(Collected data entries)
* Start *
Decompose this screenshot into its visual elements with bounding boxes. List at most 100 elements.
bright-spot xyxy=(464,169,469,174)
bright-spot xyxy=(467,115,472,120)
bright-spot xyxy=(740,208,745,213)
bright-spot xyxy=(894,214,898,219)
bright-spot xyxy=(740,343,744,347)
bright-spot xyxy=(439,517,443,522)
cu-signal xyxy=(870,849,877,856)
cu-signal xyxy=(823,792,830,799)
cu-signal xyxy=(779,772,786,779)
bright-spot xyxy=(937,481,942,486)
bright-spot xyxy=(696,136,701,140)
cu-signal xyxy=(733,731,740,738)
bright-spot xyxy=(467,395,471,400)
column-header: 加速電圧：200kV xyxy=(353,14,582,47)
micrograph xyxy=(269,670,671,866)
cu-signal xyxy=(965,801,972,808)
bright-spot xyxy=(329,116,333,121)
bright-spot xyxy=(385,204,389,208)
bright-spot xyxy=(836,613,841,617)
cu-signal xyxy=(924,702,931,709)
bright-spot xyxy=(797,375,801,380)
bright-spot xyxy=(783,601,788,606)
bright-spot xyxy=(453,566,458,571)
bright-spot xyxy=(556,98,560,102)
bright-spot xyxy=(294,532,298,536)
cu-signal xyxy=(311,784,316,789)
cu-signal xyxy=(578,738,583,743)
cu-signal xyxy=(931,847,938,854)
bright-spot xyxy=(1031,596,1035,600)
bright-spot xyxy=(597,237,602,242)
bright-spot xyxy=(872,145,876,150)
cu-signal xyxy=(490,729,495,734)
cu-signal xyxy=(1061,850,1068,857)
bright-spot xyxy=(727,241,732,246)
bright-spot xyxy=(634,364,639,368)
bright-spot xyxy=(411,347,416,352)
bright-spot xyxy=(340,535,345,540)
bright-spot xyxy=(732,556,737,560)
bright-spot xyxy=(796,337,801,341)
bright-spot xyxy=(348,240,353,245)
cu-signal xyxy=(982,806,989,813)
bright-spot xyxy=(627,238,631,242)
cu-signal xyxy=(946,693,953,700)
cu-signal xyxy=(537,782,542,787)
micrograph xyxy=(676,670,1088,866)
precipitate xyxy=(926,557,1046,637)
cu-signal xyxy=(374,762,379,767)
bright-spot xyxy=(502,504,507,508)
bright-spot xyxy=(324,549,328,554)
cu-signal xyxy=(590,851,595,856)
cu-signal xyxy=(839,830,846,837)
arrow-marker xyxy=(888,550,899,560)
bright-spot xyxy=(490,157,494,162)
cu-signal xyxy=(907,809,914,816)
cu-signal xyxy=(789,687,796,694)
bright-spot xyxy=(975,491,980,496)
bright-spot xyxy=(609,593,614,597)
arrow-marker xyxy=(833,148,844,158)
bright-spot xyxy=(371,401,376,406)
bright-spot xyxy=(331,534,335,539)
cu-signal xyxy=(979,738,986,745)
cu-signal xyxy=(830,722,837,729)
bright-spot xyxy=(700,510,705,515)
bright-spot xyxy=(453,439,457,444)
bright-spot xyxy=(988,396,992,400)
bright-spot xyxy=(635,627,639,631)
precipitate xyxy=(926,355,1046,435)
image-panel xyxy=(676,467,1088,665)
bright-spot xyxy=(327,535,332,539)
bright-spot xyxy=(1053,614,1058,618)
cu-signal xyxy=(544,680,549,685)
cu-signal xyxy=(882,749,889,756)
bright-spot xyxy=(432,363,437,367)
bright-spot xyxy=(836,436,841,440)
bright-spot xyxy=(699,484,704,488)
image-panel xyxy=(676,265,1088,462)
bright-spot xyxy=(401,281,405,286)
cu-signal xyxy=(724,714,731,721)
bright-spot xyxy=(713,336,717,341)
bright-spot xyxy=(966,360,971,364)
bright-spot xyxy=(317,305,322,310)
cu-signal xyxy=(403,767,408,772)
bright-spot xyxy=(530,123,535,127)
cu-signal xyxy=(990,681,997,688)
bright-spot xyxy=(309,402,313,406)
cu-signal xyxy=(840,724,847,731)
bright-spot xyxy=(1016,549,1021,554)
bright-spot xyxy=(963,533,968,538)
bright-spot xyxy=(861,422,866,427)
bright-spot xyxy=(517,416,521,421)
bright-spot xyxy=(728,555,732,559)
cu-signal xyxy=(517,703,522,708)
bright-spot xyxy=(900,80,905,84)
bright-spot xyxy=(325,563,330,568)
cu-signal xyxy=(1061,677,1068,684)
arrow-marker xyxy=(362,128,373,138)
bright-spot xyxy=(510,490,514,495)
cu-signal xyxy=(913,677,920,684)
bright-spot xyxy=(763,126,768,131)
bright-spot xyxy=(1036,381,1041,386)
* End *
__Work to be completed__
Please edit the data above so that every "cu-signal" becomes "copper-signal", keeping everything else the same.

__Expected answer__
Decompose this screenshot into its visual elements with bounding boxes. List at most 100 elements.
bright-spot xyxy=(464,169,469,174)
bright-spot xyxy=(467,115,472,120)
bright-spot xyxy=(740,208,745,213)
bright-spot xyxy=(894,214,898,219)
bright-spot xyxy=(740,343,744,347)
bright-spot xyxy=(439,517,443,522)
copper-signal xyxy=(870,849,877,856)
copper-signal xyxy=(823,792,830,799)
copper-signal xyxy=(779,772,786,779)
bright-spot xyxy=(937,481,942,486)
bright-spot xyxy=(696,136,701,140)
copper-signal xyxy=(733,731,740,738)
bright-spot xyxy=(467,395,471,400)
column-header: 加速電圧：200kV xyxy=(353,14,582,47)
micrograph xyxy=(269,670,671,866)
copper-signal xyxy=(965,801,972,808)
bright-spot xyxy=(329,116,333,121)
bright-spot xyxy=(385,204,389,208)
bright-spot xyxy=(836,613,841,617)
copper-signal xyxy=(924,702,931,709)
bright-spot xyxy=(797,375,801,380)
bright-spot xyxy=(783,601,788,606)
bright-spot xyxy=(453,566,458,571)
bright-spot xyxy=(556,98,560,102)
bright-spot xyxy=(294,532,298,536)
copper-signal xyxy=(311,784,316,789)
copper-signal xyxy=(578,738,583,743)
copper-signal xyxy=(931,847,938,854)
bright-spot xyxy=(1031,596,1035,600)
bright-spot xyxy=(597,237,602,242)
bright-spot xyxy=(872,145,876,150)
copper-signal xyxy=(490,729,495,734)
copper-signal xyxy=(1061,850,1068,857)
bright-spot xyxy=(727,241,732,246)
bright-spot xyxy=(634,364,639,368)
bright-spot xyxy=(411,347,416,352)
bright-spot xyxy=(340,535,345,540)
bright-spot xyxy=(732,556,737,560)
bright-spot xyxy=(796,337,801,341)
bright-spot xyxy=(348,240,353,245)
copper-signal xyxy=(982,806,989,813)
bright-spot xyxy=(627,238,631,242)
copper-signal xyxy=(946,693,953,700)
copper-signal xyxy=(537,782,542,787)
micrograph xyxy=(676,670,1088,866)
precipitate xyxy=(926,557,1046,637)
copper-signal xyxy=(374,762,379,767)
bright-spot xyxy=(502,504,507,508)
bright-spot xyxy=(324,549,328,554)
copper-signal xyxy=(590,851,595,856)
copper-signal xyxy=(839,830,846,837)
arrow-marker xyxy=(888,550,899,560)
bright-spot xyxy=(490,157,494,162)
copper-signal xyxy=(907,809,914,816)
copper-signal xyxy=(789,687,796,694)
bright-spot xyxy=(975,491,980,496)
bright-spot xyxy=(609,593,614,597)
arrow-marker xyxy=(833,148,844,158)
bright-spot xyxy=(371,401,376,406)
bright-spot xyxy=(331,534,335,539)
copper-signal xyxy=(979,738,986,745)
copper-signal xyxy=(830,722,837,729)
bright-spot xyxy=(700,510,705,515)
bright-spot xyxy=(453,439,457,444)
bright-spot xyxy=(988,396,992,400)
bright-spot xyxy=(635,627,639,631)
precipitate xyxy=(926,355,1046,435)
image-panel xyxy=(676,467,1088,665)
bright-spot xyxy=(327,535,332,539)
bright-spot xyxy=(1053,614,1058,618)
copper-signal xyxy=(544,680,549,685)
copper-signal xyxy=(882,749,889,756)
bright-spot xyxy=(432,363,437,367)
bright-spot xyxy=(836,436,841,440)
bright-spot xyxy=(699,484,704,488)
image-panel xyxy=(676,265,1088,462)
bright-spot xyxy=(401,281,405,286)
copper-signal xyxy=(724,714,731,721)
bright-spot xyxy=(713,336,717,341)
bright-spot xyxy=(966,360,971,364)
bright-spot xyxy=(317,305,322,310)
copper-signal xyxy=(403,767,408,772)
bright-spot xyxy=(530,123,535,127)
copper-signal xyxy=(990,681,997,688)
bright-spot xyxy=(309,402,313,406)
copper-signal xyxy=(840,724,847,731)
bright-spot xyxy=(1016,549,1021,554)
bright-spot xyxy=(963,533,968,538)
bright-spot xyxy=(861,422,866,427)
bright-spot xyxy=(517,416,521,421)
bright-spot xyxy=(728,555,732,559)
copper-signal xyxy=(517,703,522,708)
bright-spot xyxy=(900,80,905,84)
bright-spot xyxy=(325,563,330,568)
copper-signal xyxy=(1061,677,1068,684)
arrow-marker xyxy=(362,128,373,138)
bright-spot xyxy=(510,490,514,495)
copper-signal xyxy=(913,677,920,684)
bright-spot xyxy=(763,126,768,131)
bright-spot xyxy=(1036,381,1041,386)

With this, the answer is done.